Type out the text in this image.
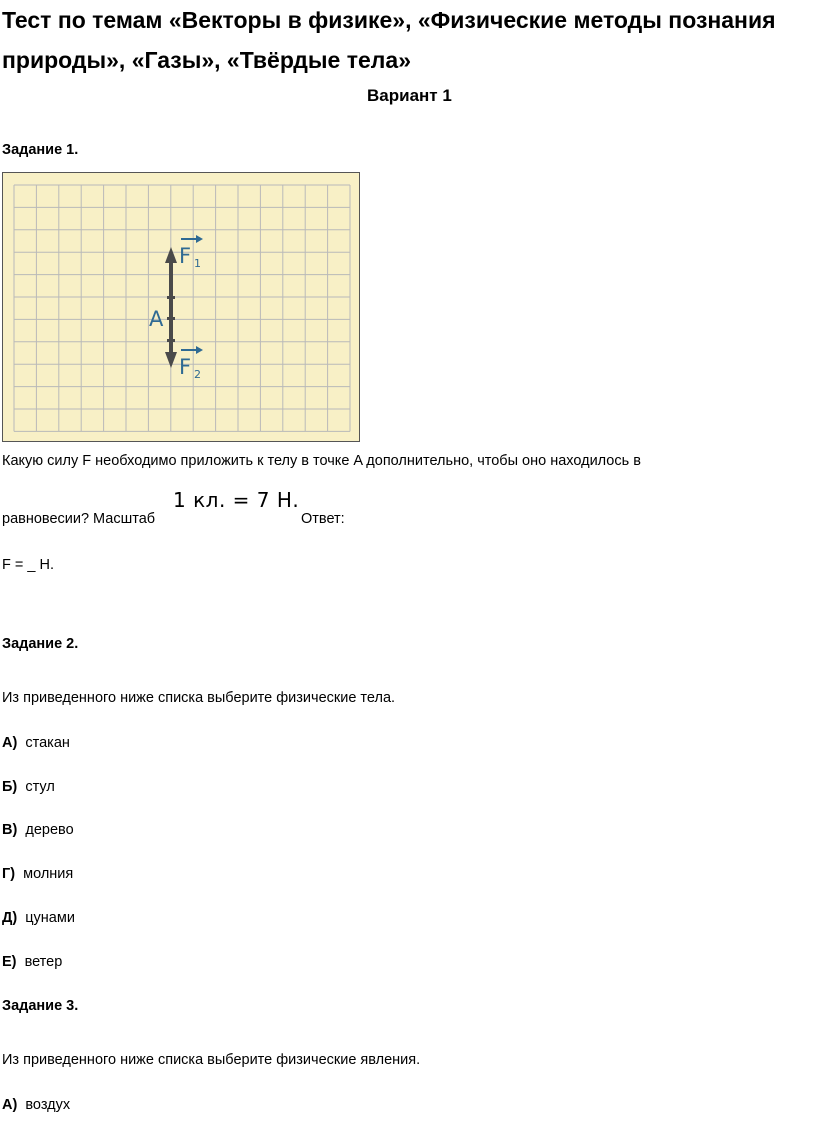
Тест по темам «Векторы в физике», «Физические методы познания природы», «Газы», «Твёрдые тела»
Вариант 1
Задание 1.
F 1
F 2
A
Какую силу F необходимо приложить к телу в точке A дополнительно, чтобы оно находилось в
равновесии? Масштаб
1 кл. = 7 Н.
Ответ:
F = _ Н.
Задание 2.
Из приведенного ниже списка выберите физические тела.
А) стакан
Б) стул
В) дерево
Г) молния
Д) цунами
Е) ветер
Задание 3.
Из приведенного ниже списка выберите физические явления.
А) воздух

▸ Aim: The records above should be reproduced exactly, with no pictures included.

▸ Reply to the task:
Type out the text in this image.
Тест по темам «Векторы в физике», «Физические методы познания природы», «Газы», «Твёрдые тела»
Вариант 1
Задание 1.
F 1
F 2
A
Какую силу F необходимо приложить к телу в точке A дополнительно, чтобы оно находилось в
равновесии? Масштаб
1 кл. = 7 Н.
Ответ:
F = _ Н.
Задание 2.
Из приведенного ниже списка выберите физические тела.
А) стакан
Б) стул
В) дерево
Г) молния
Д) цунами
Е) ветер
Задание 3.
Из приведенного ниже списка выберите физические явления.
А) воздух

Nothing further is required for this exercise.